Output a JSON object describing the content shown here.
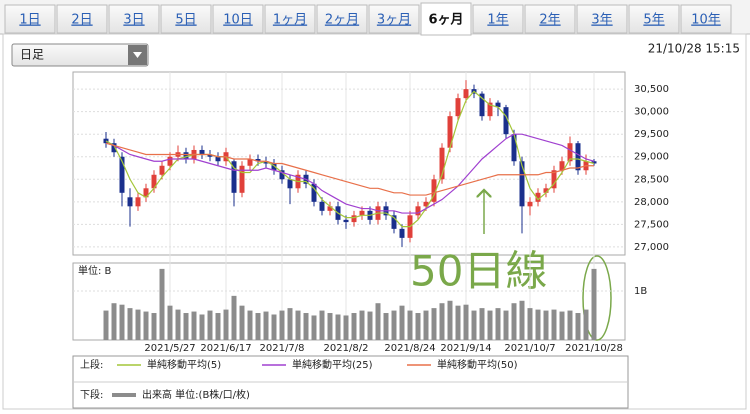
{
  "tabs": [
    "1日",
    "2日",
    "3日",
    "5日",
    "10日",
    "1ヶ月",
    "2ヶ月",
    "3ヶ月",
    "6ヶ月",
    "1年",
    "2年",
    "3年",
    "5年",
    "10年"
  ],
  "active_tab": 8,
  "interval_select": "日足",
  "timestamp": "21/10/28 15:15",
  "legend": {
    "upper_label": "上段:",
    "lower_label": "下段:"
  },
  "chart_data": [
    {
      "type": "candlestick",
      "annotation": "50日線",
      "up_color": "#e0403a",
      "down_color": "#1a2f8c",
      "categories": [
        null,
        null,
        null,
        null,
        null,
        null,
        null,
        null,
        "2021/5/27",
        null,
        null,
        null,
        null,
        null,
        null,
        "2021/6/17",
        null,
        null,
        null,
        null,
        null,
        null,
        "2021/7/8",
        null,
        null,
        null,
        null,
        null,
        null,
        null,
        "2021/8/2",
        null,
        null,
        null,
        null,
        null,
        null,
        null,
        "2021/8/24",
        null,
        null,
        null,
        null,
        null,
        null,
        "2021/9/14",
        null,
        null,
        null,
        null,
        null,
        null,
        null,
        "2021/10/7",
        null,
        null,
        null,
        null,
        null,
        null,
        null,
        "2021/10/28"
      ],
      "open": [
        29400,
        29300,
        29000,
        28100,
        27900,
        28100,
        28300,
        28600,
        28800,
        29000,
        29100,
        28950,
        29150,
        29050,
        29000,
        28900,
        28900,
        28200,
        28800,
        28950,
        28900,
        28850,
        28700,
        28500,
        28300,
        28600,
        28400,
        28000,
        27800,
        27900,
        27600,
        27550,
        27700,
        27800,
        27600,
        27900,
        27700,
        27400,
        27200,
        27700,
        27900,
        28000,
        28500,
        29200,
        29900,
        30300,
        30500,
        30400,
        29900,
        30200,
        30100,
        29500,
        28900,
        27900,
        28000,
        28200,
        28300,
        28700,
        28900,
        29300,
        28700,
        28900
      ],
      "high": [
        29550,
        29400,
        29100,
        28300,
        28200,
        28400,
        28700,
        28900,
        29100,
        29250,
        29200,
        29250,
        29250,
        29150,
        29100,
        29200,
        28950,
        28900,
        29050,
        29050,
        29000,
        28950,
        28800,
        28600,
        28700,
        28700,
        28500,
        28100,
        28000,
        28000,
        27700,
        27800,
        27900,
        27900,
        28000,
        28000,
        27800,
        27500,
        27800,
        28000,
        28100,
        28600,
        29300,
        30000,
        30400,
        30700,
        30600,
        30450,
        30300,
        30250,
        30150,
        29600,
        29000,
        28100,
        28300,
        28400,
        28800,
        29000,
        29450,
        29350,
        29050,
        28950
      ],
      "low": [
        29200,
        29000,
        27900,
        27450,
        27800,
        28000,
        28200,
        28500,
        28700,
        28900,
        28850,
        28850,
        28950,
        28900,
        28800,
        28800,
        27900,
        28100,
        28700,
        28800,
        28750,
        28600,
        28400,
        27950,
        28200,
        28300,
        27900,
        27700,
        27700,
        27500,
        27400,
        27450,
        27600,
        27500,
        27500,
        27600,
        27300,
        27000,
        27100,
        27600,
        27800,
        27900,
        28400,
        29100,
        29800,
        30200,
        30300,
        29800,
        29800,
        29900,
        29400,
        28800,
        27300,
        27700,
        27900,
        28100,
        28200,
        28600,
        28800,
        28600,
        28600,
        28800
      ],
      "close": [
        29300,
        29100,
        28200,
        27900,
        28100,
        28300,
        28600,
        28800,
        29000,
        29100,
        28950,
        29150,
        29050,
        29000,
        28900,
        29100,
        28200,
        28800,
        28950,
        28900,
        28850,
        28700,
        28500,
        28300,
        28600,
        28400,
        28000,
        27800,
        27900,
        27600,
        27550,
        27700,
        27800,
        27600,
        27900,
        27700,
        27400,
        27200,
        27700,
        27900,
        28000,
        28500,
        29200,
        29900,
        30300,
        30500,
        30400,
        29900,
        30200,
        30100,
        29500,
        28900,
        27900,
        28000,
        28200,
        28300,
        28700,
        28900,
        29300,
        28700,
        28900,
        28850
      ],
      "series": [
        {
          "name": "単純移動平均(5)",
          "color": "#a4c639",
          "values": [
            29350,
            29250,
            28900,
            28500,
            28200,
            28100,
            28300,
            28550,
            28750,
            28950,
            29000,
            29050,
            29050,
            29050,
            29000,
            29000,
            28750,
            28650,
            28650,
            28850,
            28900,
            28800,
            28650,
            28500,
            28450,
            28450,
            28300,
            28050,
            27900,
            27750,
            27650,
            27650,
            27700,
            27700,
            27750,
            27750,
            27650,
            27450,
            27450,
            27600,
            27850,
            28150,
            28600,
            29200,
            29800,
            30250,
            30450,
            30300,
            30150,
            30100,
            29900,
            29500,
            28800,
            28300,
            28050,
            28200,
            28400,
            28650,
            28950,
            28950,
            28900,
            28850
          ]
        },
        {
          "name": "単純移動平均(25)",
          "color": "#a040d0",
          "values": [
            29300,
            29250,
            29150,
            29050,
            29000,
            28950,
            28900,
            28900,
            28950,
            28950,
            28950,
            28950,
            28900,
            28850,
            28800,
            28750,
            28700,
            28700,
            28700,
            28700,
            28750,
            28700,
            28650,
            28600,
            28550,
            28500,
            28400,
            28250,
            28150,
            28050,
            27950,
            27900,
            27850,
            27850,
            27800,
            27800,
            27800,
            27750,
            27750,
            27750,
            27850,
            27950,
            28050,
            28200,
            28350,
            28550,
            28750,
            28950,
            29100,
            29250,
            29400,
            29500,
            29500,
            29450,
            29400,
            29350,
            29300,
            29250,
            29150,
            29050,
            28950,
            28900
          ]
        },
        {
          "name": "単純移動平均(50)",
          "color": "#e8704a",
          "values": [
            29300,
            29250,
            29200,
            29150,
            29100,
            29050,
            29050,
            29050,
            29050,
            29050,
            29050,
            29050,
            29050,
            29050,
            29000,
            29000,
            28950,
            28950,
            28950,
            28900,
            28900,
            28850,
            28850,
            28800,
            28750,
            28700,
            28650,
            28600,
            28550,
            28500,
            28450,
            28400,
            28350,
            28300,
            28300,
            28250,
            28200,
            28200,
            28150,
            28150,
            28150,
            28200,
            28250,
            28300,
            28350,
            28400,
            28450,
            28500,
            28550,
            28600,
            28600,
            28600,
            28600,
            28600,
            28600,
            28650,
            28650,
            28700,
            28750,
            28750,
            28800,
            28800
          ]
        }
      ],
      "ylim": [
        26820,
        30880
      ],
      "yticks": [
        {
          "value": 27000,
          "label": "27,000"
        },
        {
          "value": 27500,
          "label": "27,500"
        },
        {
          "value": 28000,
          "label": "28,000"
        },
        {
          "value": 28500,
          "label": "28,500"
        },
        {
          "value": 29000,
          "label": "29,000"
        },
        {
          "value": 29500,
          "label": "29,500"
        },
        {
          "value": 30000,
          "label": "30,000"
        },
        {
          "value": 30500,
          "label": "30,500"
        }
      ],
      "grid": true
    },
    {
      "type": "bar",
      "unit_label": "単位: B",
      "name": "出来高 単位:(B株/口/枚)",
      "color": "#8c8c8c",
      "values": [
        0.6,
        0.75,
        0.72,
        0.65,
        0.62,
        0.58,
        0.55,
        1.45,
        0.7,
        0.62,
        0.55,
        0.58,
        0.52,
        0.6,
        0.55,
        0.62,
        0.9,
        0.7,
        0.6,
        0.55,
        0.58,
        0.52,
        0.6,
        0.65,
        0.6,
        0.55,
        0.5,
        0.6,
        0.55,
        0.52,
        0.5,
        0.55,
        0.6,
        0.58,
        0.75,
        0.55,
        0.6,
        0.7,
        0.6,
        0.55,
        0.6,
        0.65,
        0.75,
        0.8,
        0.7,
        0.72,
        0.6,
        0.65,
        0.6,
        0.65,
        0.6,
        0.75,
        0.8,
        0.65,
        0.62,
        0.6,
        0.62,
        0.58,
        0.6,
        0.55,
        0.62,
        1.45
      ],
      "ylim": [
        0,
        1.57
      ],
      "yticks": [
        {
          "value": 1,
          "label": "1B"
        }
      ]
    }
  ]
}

- - - - -

WHAT THE TASK REQUIRES
Copy all lines from the material that contain "単純移動平均".

TASK OUTPUT
          "name": "単純移動平均(5)",
          "name": "単純移動平均(25)",
          "name": "単純移動平均(50)",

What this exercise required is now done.